* SUPPLIED MATERIAL *
***

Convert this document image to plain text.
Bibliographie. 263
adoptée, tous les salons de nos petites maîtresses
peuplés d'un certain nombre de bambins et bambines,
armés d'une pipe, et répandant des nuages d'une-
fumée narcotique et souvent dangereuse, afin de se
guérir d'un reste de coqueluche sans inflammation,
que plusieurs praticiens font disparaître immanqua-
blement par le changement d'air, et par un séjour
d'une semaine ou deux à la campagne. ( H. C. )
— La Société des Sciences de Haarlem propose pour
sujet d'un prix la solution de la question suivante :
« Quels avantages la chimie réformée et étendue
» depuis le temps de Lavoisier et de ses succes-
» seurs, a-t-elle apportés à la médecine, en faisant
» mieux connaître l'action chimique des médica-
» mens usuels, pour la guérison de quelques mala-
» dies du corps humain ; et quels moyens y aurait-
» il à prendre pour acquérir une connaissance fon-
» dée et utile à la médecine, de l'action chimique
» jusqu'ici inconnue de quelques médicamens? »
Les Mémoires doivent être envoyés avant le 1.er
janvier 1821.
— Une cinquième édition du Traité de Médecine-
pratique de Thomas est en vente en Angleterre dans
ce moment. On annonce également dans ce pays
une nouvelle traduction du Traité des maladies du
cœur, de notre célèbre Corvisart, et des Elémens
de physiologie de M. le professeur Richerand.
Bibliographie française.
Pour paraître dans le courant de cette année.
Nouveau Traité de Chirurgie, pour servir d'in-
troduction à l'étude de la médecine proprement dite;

***

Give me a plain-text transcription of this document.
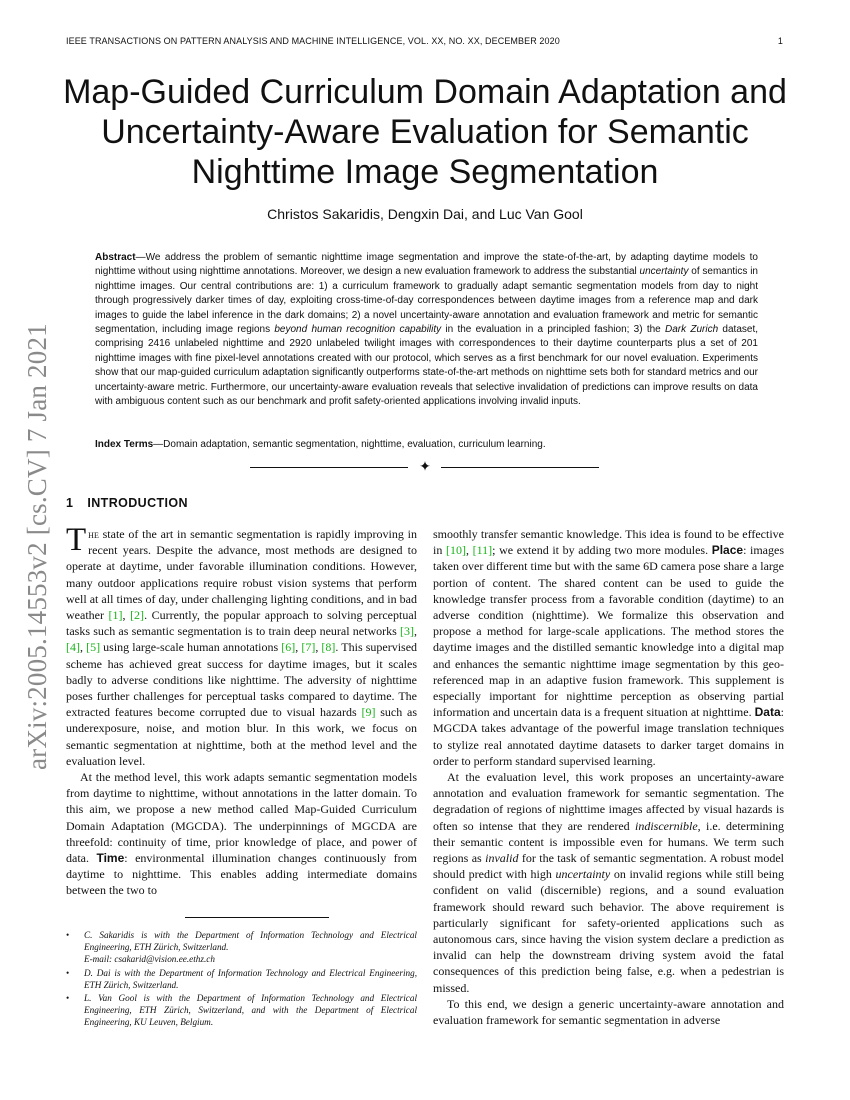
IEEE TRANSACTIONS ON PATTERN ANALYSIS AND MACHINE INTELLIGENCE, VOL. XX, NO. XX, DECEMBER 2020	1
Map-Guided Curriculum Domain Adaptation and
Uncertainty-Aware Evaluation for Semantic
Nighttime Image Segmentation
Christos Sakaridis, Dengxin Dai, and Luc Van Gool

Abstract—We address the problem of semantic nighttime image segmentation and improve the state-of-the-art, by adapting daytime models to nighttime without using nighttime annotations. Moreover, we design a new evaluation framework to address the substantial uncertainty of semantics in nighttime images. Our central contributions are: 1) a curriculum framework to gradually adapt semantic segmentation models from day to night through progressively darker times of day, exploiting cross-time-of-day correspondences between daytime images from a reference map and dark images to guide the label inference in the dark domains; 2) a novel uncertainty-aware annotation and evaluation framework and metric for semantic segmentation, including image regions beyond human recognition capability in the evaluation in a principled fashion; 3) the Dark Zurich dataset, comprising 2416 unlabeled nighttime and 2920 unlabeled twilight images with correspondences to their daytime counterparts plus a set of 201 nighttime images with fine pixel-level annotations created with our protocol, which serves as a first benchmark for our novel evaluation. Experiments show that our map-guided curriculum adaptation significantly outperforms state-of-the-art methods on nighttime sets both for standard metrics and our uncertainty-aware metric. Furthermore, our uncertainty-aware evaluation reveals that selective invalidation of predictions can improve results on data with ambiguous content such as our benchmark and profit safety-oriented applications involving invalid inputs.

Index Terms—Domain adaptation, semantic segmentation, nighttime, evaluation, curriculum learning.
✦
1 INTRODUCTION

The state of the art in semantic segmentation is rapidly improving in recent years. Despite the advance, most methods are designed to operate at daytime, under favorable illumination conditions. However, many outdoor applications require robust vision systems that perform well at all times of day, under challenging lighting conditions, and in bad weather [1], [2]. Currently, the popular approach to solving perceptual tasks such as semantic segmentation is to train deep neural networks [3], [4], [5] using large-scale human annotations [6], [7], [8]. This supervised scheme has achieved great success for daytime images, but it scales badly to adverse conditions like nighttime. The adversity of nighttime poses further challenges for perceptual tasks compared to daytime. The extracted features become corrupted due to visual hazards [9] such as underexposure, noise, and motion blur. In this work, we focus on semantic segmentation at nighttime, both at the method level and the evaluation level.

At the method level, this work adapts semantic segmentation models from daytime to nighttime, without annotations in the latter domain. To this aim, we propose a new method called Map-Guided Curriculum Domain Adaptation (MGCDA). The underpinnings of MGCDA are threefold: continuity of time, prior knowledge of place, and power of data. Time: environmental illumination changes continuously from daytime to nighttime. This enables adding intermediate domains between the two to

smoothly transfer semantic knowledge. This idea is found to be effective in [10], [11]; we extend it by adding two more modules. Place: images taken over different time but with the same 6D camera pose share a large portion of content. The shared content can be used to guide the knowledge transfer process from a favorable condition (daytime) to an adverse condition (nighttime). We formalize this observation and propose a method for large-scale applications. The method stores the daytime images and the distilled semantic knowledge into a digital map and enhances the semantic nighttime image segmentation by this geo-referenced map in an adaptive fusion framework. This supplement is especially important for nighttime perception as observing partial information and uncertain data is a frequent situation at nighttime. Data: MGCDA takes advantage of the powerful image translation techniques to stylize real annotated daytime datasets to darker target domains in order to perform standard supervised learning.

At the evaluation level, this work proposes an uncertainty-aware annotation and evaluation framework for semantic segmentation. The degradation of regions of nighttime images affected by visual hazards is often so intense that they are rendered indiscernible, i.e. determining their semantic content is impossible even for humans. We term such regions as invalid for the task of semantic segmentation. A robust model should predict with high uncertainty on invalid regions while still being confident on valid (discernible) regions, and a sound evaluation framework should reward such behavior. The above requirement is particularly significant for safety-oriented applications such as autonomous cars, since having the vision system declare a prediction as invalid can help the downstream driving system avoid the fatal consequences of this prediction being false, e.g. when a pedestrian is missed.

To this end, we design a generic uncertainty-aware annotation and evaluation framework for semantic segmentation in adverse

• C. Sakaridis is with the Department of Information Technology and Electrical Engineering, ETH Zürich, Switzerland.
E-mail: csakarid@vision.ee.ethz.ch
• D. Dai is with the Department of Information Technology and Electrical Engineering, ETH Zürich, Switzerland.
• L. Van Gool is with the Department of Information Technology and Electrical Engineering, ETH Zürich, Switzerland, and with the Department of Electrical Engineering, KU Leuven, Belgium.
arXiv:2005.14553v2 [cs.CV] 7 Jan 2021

***

* WHAT IS EXPECTED *
List all lines in the material containing the string "chimique".

* RESPONSE FOR THIS EXERCISE *
» mieux connaître l'action chimique des médica-
» dée et utile à la médecine, de l'action chimique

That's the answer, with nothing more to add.